Note each line where "Capital" appears, and copy it.
----- Entries provided
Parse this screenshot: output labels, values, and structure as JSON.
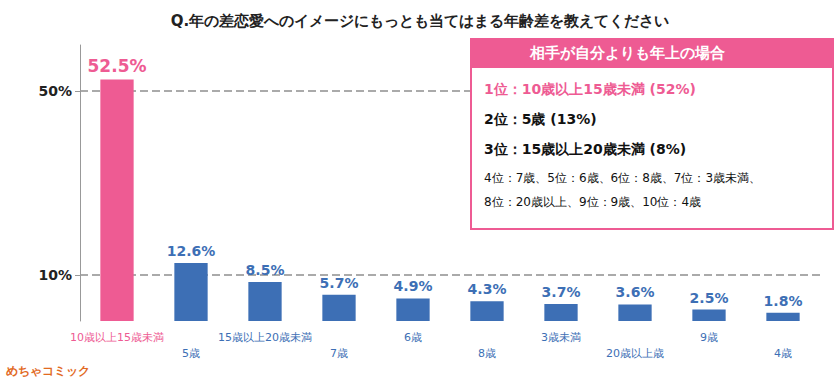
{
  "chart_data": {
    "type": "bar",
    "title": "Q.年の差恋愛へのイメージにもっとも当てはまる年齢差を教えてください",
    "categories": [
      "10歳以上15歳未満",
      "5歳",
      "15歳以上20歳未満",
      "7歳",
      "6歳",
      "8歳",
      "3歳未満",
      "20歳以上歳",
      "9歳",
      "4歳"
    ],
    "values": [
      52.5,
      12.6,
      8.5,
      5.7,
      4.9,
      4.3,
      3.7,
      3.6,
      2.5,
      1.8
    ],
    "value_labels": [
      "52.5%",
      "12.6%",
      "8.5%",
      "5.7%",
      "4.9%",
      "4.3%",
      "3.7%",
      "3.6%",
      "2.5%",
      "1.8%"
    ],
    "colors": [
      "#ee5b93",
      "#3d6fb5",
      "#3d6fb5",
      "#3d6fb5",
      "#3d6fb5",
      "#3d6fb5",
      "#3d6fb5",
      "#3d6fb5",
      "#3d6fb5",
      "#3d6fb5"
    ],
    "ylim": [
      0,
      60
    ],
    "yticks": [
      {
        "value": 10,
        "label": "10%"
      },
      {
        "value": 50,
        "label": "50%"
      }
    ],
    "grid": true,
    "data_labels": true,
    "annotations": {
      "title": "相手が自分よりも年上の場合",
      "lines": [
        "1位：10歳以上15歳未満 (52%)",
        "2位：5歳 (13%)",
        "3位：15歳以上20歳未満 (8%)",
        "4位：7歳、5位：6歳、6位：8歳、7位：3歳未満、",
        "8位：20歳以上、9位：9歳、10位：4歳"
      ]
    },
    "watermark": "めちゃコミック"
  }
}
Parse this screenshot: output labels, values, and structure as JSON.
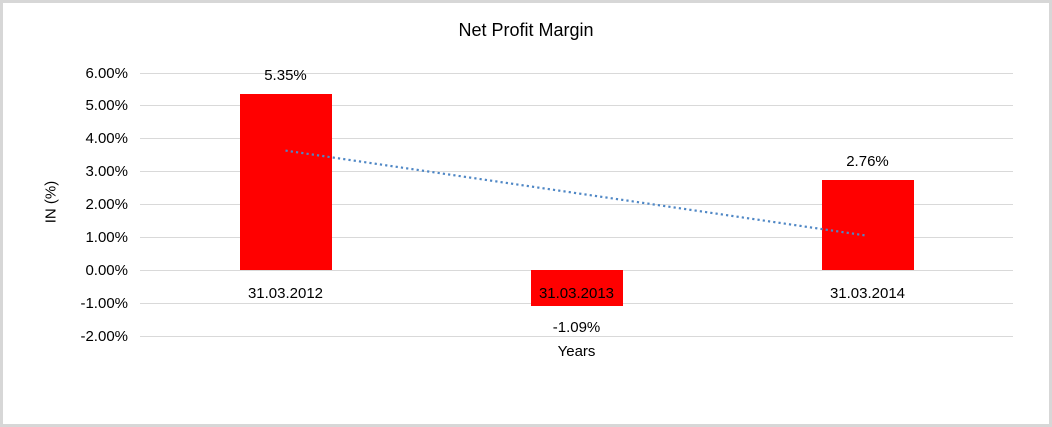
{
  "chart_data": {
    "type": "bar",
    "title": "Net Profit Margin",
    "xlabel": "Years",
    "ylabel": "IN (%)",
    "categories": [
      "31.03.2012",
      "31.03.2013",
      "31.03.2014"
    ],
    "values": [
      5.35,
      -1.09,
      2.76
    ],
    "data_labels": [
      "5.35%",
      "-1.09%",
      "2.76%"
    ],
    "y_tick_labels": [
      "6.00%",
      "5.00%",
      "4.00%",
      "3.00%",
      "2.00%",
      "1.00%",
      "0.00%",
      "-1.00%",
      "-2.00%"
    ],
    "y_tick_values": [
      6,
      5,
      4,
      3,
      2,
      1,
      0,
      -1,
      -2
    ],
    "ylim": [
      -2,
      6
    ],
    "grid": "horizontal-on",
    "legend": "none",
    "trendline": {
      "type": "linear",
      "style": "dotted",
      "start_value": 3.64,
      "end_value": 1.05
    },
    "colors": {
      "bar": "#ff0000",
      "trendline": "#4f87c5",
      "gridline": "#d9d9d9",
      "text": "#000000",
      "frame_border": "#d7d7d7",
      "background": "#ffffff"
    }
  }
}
----------
----- Entries provided
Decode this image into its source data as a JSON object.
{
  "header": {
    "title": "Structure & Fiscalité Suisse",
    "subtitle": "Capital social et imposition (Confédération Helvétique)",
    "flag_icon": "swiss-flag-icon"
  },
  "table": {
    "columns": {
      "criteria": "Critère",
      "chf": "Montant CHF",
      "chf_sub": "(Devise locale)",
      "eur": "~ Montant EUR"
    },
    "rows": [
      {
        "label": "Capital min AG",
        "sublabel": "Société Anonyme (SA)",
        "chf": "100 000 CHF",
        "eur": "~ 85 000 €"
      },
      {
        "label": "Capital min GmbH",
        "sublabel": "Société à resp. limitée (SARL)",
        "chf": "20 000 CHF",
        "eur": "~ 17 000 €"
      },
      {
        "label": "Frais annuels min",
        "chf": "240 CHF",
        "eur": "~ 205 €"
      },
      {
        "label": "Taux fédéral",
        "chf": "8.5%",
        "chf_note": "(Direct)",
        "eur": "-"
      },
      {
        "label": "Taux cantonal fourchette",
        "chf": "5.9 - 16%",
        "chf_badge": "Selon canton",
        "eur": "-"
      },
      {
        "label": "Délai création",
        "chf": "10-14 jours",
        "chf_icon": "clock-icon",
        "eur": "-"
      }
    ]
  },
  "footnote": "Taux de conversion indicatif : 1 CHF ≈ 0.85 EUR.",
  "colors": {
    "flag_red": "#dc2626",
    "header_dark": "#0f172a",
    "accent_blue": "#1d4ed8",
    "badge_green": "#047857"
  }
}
----------
----- Entries provided
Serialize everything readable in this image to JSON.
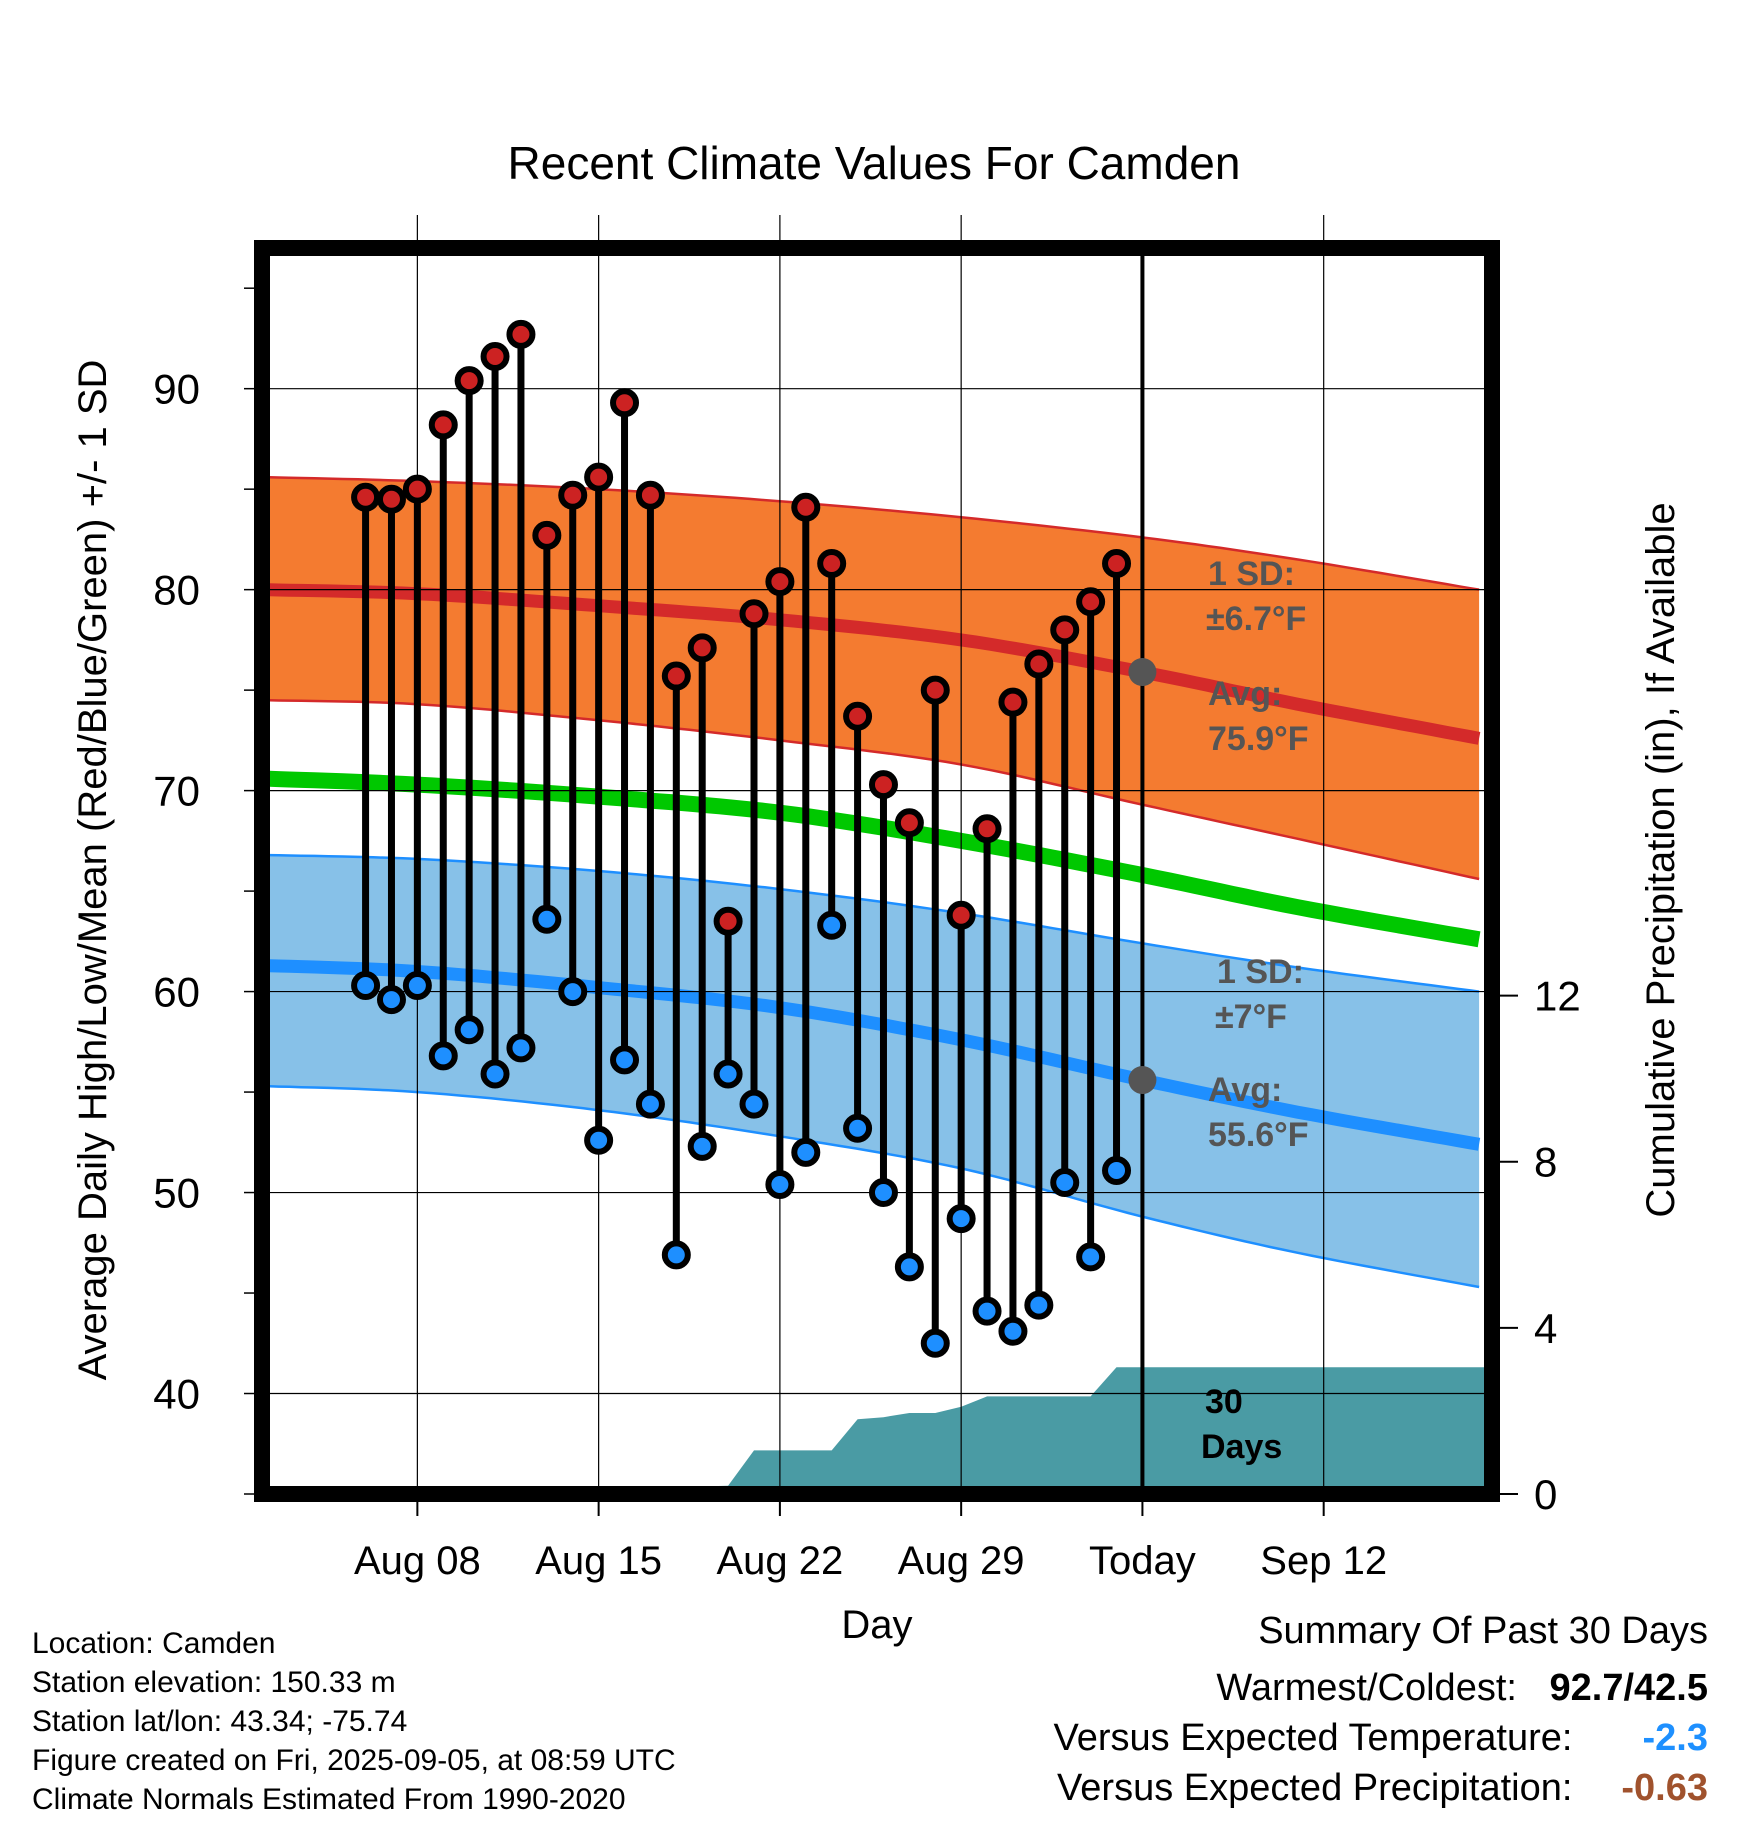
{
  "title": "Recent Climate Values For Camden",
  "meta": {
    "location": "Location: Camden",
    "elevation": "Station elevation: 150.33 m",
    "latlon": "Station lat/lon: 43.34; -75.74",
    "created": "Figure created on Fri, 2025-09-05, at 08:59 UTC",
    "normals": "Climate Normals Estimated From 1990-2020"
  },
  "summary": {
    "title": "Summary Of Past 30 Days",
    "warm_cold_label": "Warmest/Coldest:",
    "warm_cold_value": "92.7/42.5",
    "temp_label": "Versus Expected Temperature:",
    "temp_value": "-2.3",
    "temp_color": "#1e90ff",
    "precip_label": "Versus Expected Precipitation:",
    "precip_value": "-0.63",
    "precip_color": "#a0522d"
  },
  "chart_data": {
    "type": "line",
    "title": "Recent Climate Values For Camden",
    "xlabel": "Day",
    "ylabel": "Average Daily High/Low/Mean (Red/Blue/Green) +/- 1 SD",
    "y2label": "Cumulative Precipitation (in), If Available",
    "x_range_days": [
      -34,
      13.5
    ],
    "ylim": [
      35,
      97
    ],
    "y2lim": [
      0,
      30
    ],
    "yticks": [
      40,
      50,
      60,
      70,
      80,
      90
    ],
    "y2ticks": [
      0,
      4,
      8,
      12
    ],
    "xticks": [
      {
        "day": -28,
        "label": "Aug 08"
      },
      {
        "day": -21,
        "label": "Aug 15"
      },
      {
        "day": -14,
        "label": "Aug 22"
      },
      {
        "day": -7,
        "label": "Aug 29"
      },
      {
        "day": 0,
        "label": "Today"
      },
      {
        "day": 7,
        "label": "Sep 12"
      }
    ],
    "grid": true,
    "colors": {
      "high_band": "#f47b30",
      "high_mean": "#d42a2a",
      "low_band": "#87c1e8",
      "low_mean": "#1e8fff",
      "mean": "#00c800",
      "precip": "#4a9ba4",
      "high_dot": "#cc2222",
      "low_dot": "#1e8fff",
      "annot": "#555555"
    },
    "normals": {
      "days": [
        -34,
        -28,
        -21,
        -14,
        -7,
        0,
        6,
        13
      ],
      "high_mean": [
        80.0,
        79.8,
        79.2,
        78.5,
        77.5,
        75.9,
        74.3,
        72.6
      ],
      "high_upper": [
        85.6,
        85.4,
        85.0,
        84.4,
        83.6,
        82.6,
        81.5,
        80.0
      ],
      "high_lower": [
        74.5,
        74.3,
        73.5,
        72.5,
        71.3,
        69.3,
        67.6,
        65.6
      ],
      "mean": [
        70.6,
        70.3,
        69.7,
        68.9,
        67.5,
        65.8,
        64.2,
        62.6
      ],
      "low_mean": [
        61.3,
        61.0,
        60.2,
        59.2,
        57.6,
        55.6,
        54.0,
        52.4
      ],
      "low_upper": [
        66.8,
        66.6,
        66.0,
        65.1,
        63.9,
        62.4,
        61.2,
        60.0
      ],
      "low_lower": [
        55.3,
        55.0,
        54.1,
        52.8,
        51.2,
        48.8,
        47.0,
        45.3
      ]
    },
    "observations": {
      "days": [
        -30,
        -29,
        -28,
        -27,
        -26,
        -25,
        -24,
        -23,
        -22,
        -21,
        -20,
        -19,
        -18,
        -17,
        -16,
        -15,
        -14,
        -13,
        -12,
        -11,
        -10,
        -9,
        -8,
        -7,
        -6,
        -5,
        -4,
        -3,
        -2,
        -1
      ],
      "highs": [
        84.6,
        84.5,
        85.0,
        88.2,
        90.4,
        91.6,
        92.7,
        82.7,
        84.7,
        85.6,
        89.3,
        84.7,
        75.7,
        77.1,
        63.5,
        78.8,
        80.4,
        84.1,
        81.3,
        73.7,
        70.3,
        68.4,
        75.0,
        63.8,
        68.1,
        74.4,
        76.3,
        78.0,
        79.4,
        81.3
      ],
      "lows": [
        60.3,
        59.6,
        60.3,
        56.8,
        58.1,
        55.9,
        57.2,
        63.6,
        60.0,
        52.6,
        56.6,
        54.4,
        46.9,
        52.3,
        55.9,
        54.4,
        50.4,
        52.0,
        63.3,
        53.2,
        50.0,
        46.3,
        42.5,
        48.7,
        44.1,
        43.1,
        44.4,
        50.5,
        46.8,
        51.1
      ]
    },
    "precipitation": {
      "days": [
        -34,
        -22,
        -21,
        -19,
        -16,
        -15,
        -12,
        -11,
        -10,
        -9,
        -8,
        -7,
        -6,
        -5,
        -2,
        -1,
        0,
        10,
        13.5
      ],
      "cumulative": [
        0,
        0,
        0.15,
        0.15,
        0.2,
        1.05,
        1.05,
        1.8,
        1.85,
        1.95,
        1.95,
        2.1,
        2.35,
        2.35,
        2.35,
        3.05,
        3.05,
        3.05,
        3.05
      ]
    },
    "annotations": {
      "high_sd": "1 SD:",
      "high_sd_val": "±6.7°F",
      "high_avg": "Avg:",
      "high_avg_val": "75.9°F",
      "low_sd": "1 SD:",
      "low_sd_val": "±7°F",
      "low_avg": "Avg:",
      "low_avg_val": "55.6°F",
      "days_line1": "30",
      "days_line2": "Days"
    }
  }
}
----------
#### Answer below
    "subtitle": "Capital social et imposition (Confédération Helvétique)",
        "label": "Capital min AG",
        "label": "Capital min GmbH",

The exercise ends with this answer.